Written problem
Collect every line in the records below that contains the word "Hökensåsskolan".

Source records
####

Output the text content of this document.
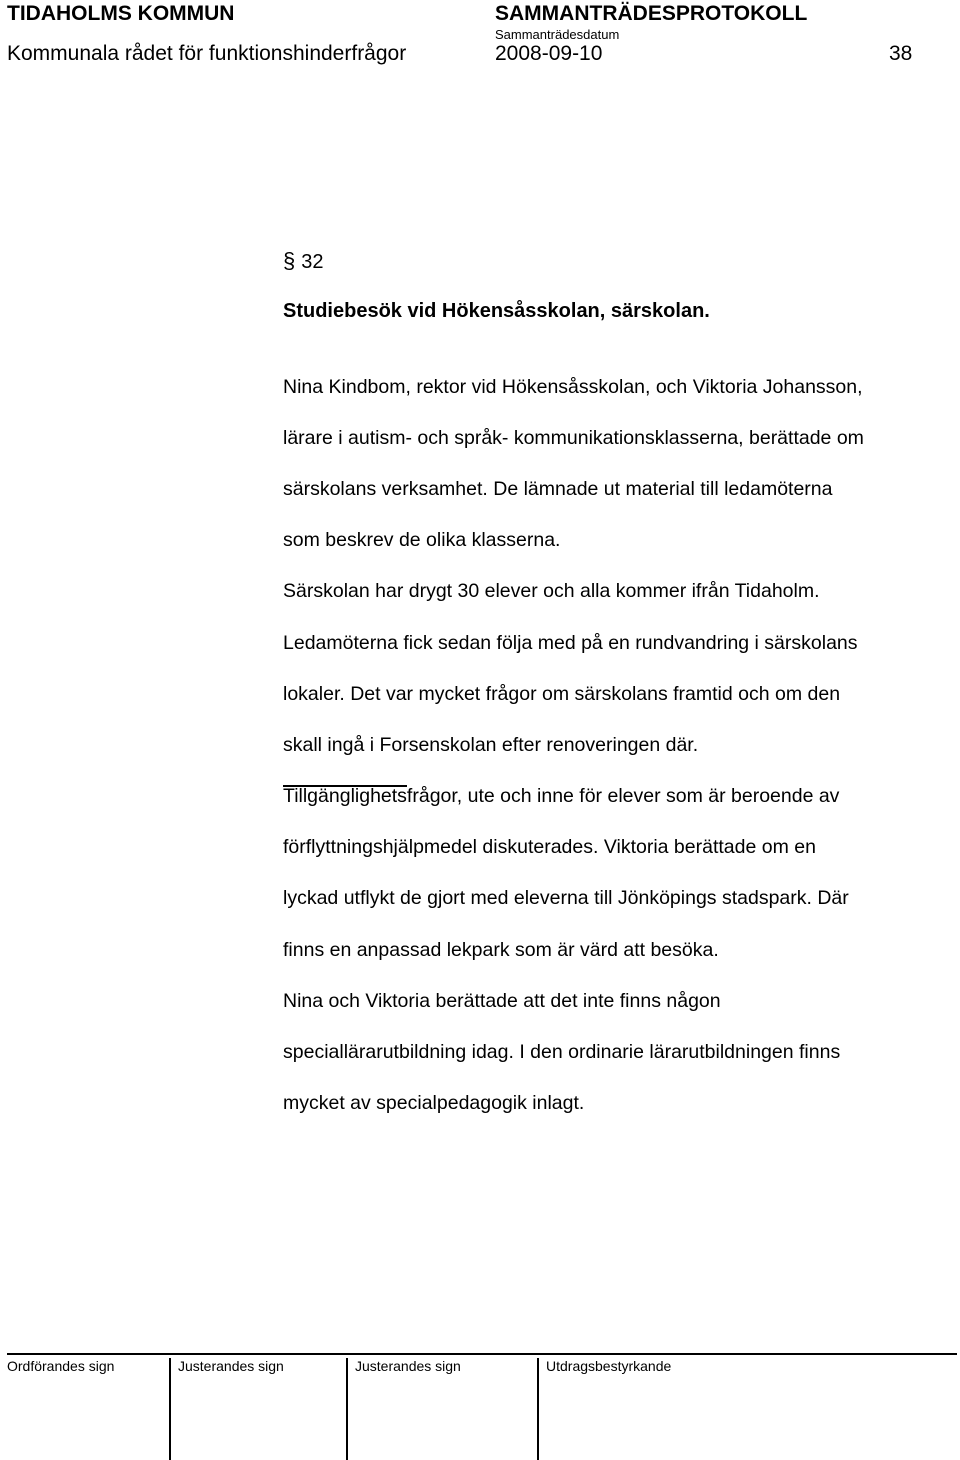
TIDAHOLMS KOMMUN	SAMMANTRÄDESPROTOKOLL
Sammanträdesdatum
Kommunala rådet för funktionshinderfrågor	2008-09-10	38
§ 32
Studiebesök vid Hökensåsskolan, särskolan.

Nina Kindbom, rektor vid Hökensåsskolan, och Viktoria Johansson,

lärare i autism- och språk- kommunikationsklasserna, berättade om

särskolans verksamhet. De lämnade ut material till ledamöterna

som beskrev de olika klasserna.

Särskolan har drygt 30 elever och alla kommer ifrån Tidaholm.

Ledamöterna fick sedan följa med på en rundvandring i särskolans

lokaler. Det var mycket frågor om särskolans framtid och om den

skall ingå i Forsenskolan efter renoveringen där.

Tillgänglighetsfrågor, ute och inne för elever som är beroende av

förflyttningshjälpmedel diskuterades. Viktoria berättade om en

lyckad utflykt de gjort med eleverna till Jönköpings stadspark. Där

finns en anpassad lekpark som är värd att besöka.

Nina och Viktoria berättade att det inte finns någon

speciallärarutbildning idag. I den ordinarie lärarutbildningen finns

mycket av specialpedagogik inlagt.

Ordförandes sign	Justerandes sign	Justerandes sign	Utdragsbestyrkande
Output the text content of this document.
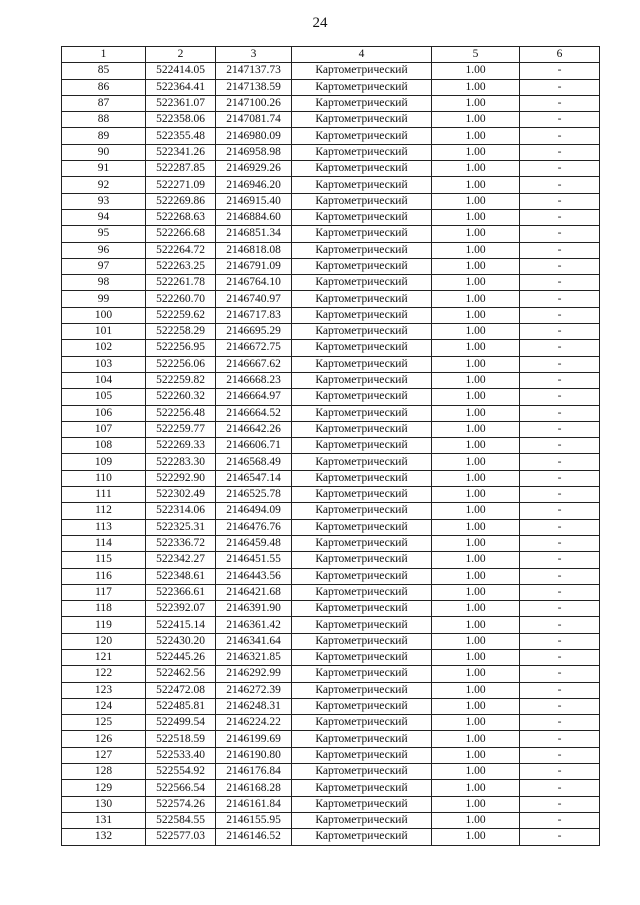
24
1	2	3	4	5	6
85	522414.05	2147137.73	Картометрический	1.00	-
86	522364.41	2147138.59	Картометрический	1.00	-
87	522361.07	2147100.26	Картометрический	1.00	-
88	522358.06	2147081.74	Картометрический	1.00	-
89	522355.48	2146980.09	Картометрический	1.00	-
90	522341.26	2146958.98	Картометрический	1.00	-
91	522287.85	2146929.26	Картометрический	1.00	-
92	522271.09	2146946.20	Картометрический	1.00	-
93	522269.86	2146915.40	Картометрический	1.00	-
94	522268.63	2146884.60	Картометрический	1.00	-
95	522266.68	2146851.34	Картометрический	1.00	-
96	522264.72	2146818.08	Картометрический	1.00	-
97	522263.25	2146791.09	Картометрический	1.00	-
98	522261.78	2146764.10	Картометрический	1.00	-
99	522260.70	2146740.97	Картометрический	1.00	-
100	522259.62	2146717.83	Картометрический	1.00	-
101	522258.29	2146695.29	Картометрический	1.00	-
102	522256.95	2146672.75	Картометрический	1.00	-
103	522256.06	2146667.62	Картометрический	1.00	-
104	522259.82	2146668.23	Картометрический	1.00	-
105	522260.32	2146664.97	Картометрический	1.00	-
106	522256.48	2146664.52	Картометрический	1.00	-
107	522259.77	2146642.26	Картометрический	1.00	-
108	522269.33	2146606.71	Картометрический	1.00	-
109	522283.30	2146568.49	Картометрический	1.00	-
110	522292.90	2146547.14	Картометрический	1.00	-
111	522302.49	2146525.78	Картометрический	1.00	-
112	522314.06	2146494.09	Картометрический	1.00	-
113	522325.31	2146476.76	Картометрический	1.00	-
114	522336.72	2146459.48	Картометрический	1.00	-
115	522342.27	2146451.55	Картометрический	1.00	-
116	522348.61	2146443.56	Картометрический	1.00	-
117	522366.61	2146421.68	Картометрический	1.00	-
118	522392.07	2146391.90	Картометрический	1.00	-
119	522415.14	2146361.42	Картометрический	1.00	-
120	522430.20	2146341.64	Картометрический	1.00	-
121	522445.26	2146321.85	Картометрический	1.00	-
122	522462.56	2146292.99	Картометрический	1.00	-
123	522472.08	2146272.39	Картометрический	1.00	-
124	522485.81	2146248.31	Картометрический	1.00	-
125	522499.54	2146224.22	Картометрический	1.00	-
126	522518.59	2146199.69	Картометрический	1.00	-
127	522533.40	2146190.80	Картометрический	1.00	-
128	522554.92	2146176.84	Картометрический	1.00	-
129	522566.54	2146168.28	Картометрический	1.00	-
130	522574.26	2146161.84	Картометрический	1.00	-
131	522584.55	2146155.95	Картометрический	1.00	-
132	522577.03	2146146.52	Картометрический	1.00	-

####

Solution for this task
Studiebesök vid Hökensåsskolan, särskolan.
Nina Kindbom, rektor vid Hökensåsskolan, och Viktoria Johansson,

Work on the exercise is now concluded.